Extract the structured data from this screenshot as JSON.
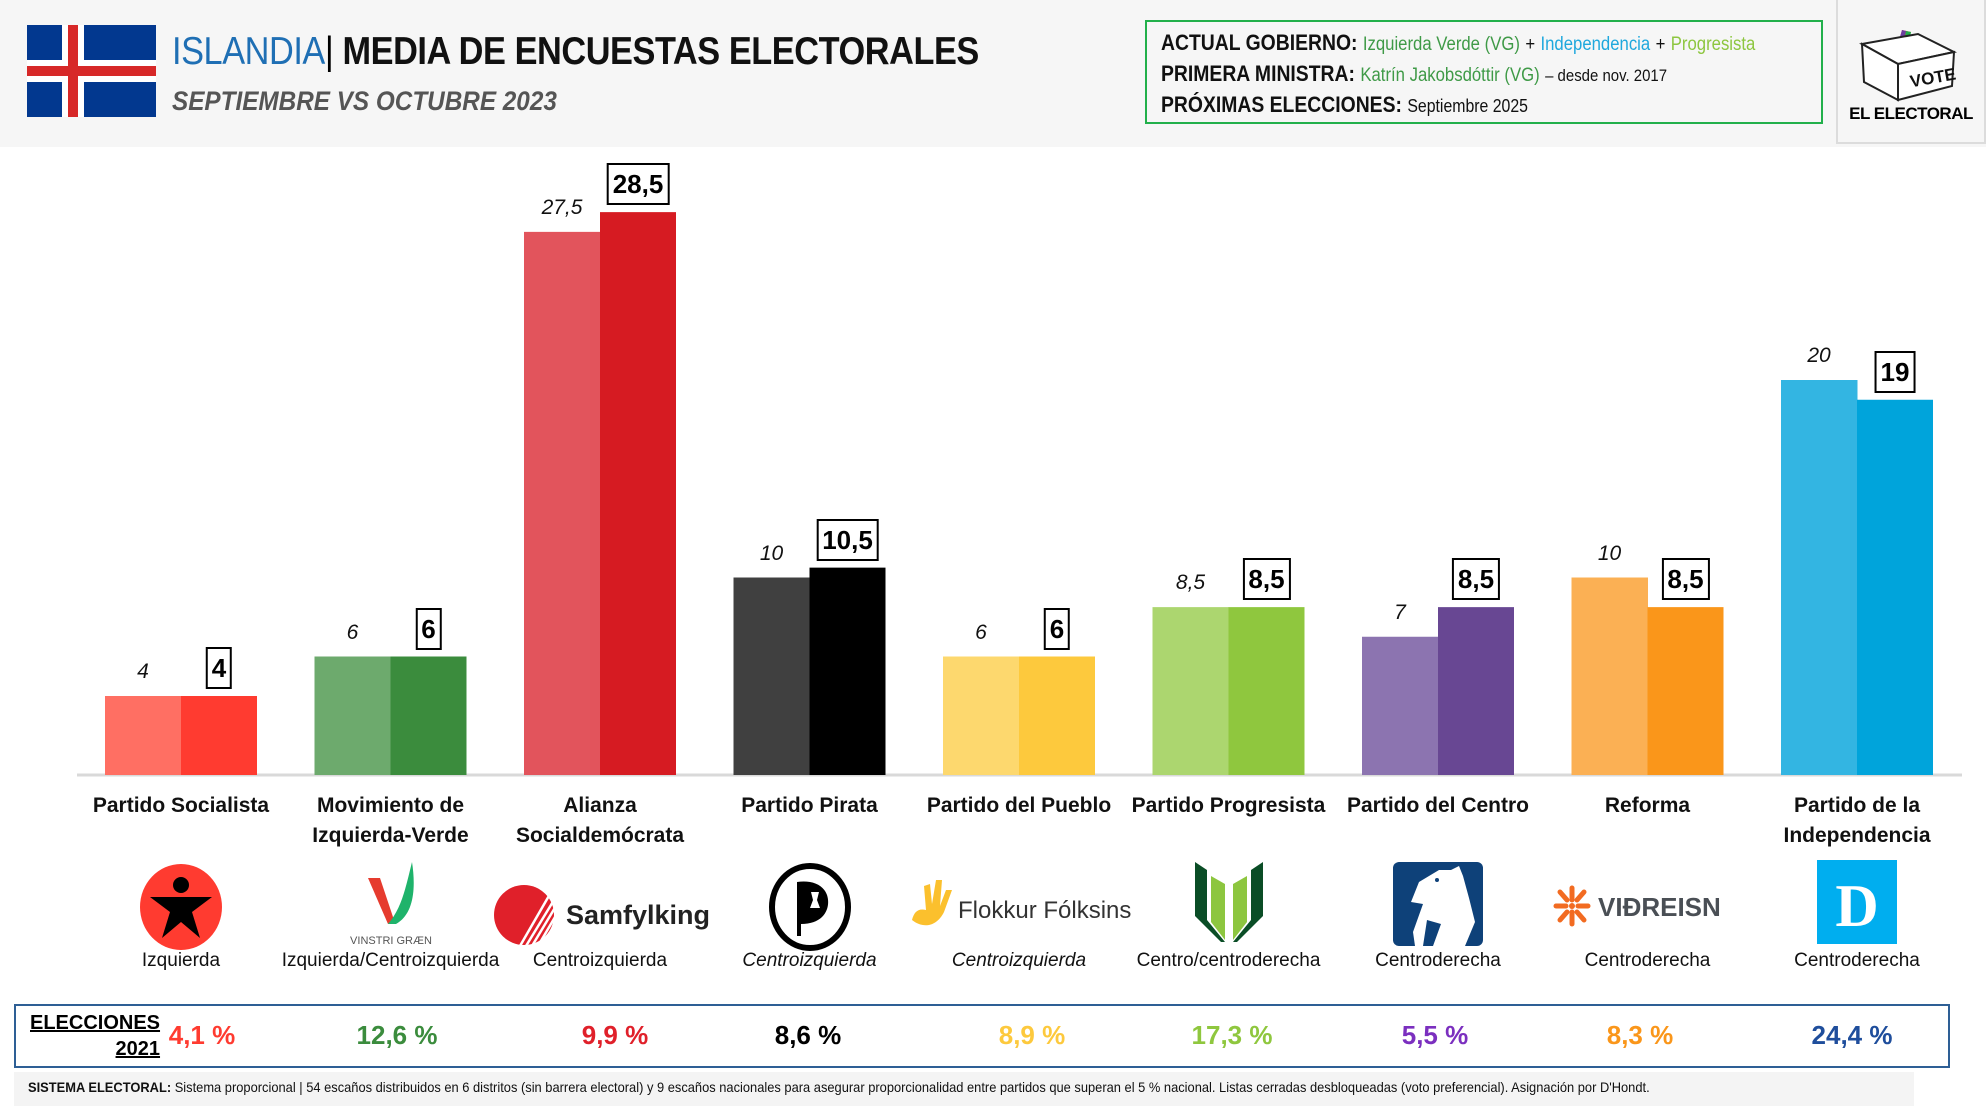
{
  "header": {
    "country": "ISLANDIA",
    "separator": "|",
    "title": " MEDIA DE ENCUESTAS ELECTORALES",
    "subtitle": "SEPTIEMBRE  VS OCTUBRE  2023",
    "flag_icon": "iceland-flag-icon",
    "info": {
      "government_label": "ACTUAL GOBIERNO:",
      "government_parties": [
        "Izquierda Verde (VG)",
        "Independencia",
        "Progresista"
      ],
      "government_plus": "+",
      "pm_label": "PRIMERA MINISTRA:",
      "pm_name": "Katrín Jakobsdóttir (VG)",
      "pm_since": "– desde nov. 2017",
      "next_label": "PRÓXIMAS ELECCIONES:",
      "next_value": "Septiembre 2025"
    },
    "brand": {
      "text": "EL ELECTORAL",
      "box_text": "VOTE",
      "icon": "ballot-box-icon"
    }
  },
  "chart_data": {
    "type": "bar",
    "title": "ISLANDIA | MEDIA DE ENCUESTAS ELECTORALES",
    "subtitle": "SEPTIEMBRE VS OCTUBRE 2023",
    "xlabel": "",
    "ylabel": "",
    "ylim": [
      0,
      30
    ],
    "grid": false,
    "legend": "none",
    "categories": [
      "Partido Socialista",
      "Movimiento de Izquierda-Verde",
      "Alianza Socialdemócrata",
      "Partido Pirata",
      "Partido del Pueblo",
      "Partido Progresista",
      "Partido del Centro",
      "Reforma",
      "Partido de la Independencia"
    ],
    "category_lines": [
      [
        "Partido Socialista"
      ],
      [
        "Movimiento de",
        "Izquierda-Verde"
      ],
      [
        "Alianza",
        "Socialdemócrata"
      ],
      [
        "Partido Pirata"
      ],
      [
        "Partido del Pueblo"
      ],
      [
        "Partido Progresista"
      ],
      [
        "Partido del Centro"
      ],
      [
        "Reforma"
      ],
      [
        "Partido de la",
        "Independencia"
      ]
    ],
    "series": [
      {
        "name": "Septiembre 2023",
        "values": [
          4,
          6,
          27.5,
          10,
          6,
          8.5,
          7,
          10,
          20
        ],
        "labels": [
          "4",
          "6",
          "27,5",
          "10",
          "6",
          "8,5",
          "7",
          "10",
          "20"
        ],
        "colors": [
          "#ff6f63",
          "#6daa6d",
          "#e2545c",
          "#404040",
          "#fdd86e",
          "#acd66f",
          "#8c74b0",
          "#fbb054",
          "#33b5e2"
        ]
      },
      {
        "name": "Octubre 2023",
        "values": [
          4,
          6,
          28.5,
          10.5,
          6,
          8.5,
          8.5,
          8.5,
          19
        ],
        "labels": [
          "4",
          "6",
          "28,5",
          "10,5",
          "6",
          "8,5",
          "8,5",
          "8,5",
          "19"
        ],
        "colors": [
          "#ff3b30",
          "#3b8c3d",
          "#d61b22",
          "#000000",
          "#fdc93d",
          "#8fc73e",
          "#684793",
          "#fa961a",
          "#00a4db"
        ]
      }
    ]
  },
  "parties": [
    {
      "logo": "socialist-star-logo-icon",
      "orientation": "Izquierda",
      "italic": false,
      "election_2021": "4,1 %",
      "color": "#ff3b30"
    },
    {
      "logo": "vinstri-graen-logo-icon",
      "logo_text": "VINSTRI GRÆN",
      "orientation": "Izquierda/Centroizquierda",
      "italic": false,
      "election_2021": "12,6 %",
      "color": "#3b8c3d"
    },
    {
      "logo": "samfylkingin-logo-icon",
      "logo_text": "Samfylkingin",
      "orientation": "Centroizquierda",
      "italic": false,
      "election_2021": "9,9 %",
      "color": "#e0202a"
    },
    {
      "logo": "pirate-party-logo-icon",
      "orientation": "Centroizquierda",
      "italic": true,
      "election_2021": "8,6 %",
      "color": "#000000"
    },
    {
      "logo": "flokkur-folksins-logo-icon",
      "logo_text": "Flokkur Fólksins",
      "orientation": "Centroizquierda",
      "italic": true,
      "election_2021": "8,9 %",
      "color": "#fdc93d"
    },
    {
      "logo": "progressive-party-logo-icon",
      "orientation": "Centro/centroderecha",
      "italic": false,
      "election_2021": "17,3 %",
      "color": "#8fc73e"
    },
    {
      "logo": "centre-party-horse-logo-icon",
      "orientation": "Centroderecha",
      "italic": false,
      "election_2021": "5,5 %",
      "color": "#7b2fbf"
    },
    {
      "logo": "vidreisn-logo-icon",
      "logo_text": "VIÐREISN",
      "orientation": "Centroderecha",
      "italic": false,
      "election_2021": "8,3 %",
      "color": "#fa961a"
    },
    {
      "logo": "independence-party-d-logo-icon",
      "logo_text": "D",
      "orientation": "Centroderecha",
      "italic": false,
      "election_2021": "24,4 %",
      "color": "#1f4e9c"
    }
  ],
  "elections": {
    "title_line1": "ELECCIONES",
    "title_line2": "2021"
  },
  "footer": {
    "label": "SISTEMA ELECTORAL:",
    "text": " Sistema proporcional | 54 escaños distribuidos en 6 distritos (sin barrera electoral) y 9 escaños nacionales para asegurar proporcionalidad entre partidos que superan el 5 % nacional. Listas cerradas desbloqueadas (voto preferencial). Asignación por D'Hondt."
  }
}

**WHAT IS BEING ASKED**
Display every line of the listing that contains the string "ELECCIONES".

**SOLUTION FOR THIS PROBLEM**
      "next_label": "PRÓXIMAS ELECCIONES:",
    "title_line1": "ELECCIONES",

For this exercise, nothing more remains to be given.